Extracted records
_ _ _ _ _

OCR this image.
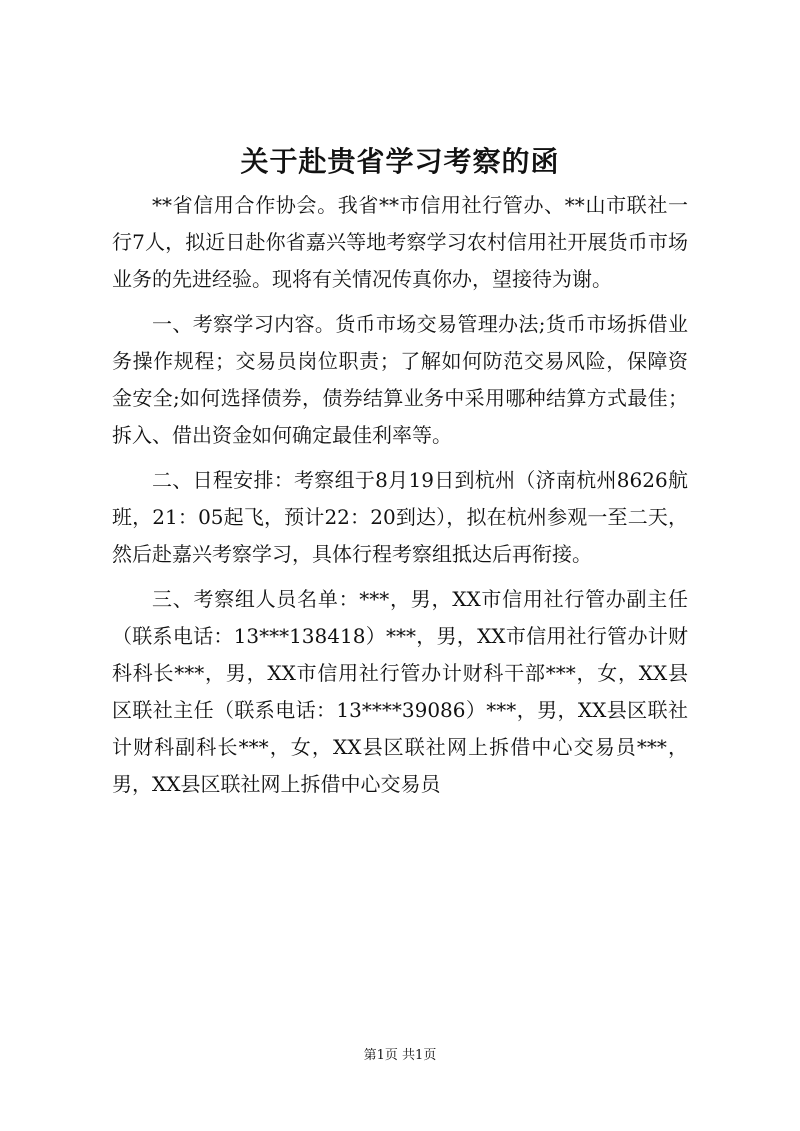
关于赴贵省学习考察的函

**省信用合作协会。我省**市信用社行管办、**山市联社一行7人，拟近日赴你省嘉兴等地考察学习农村信用社开展货币市场业务的先进经验。现将有关情况传真你办，望接待为谢。

一、考察学习内容。货币市场交易管理办法;货币市场拆借业务操作规程；交易员岗位职责；了解如何防范交易风险，保障资金安全;如何选择债券，债券结算业务中采用哪种结算方式最佳；拆入、借出资金如何确定最佳利率等。

二、日程安排：考察组于8月19日到杭州（济南杭州8626航班，21：05起飞，预计22：20到达），拟在杭州参观一至二天，然后赴嘉兴考察学习，具体行程考察组抵达后再衔接。

三、考察组人员名单：***，男，XX市信用社行管办副主任（联系电话：13***138418）***，男，XX市信用社行管办计财科科长***，男，XX市信用社行管办计财科干部***，女，XX县区联社主任（联系电话：13****39086）***，男，XX县区联社计财科副科长***，女，XX县区联社网上拆借中心交易员***，男，XX县区联社网上拆借中心交易员

第1页 共1页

_ _ _ _ _

Prompt. Without including any pictures, reproduce the listing exactly.

Exercise solution.
OCR this image.
关于赴贵省学习考察的函

**省信用合作协会。我省**市信用社行管办、**山市联社一行7人，拟近日赴你省嘉兴等地考察学习农村信用社开展货币市场业务的先进经验。现将有关情况传真你办，望接待为谢。

一、考察学习内容。货币市场交易管理办法;货币市场拆借业务操作规程；交易员岗位职责；了解如何防范交易风险，保障资金安全;如何选择债券，债券结算业务中采用哪种结算方式最佳；拆入、借出资金如何确定最佳利率等。

二、日程安排：考察组于8月19日到杭州（济南杭州8626航班，21：05起飞，预计22：20到达），拟在杭州参观一至二天，然后赴嘉兴考察学习，具体行程考察组抵达后再衔接。

三、考察组人员名单：***，男，XX市信用社行管办副主任（联系电话：13***138418）***，男，XX市信用社行管办计财科科长***，男，XX市信用社行管办计财科干部***，女，XX县区联社主任（联系电话：13****39086）***，男，XX县区联社计财科副科长***，女，XX县区联社网上拆借中心交易员***，男，XX县区联社网上拆借中心交易员

第1页 共1页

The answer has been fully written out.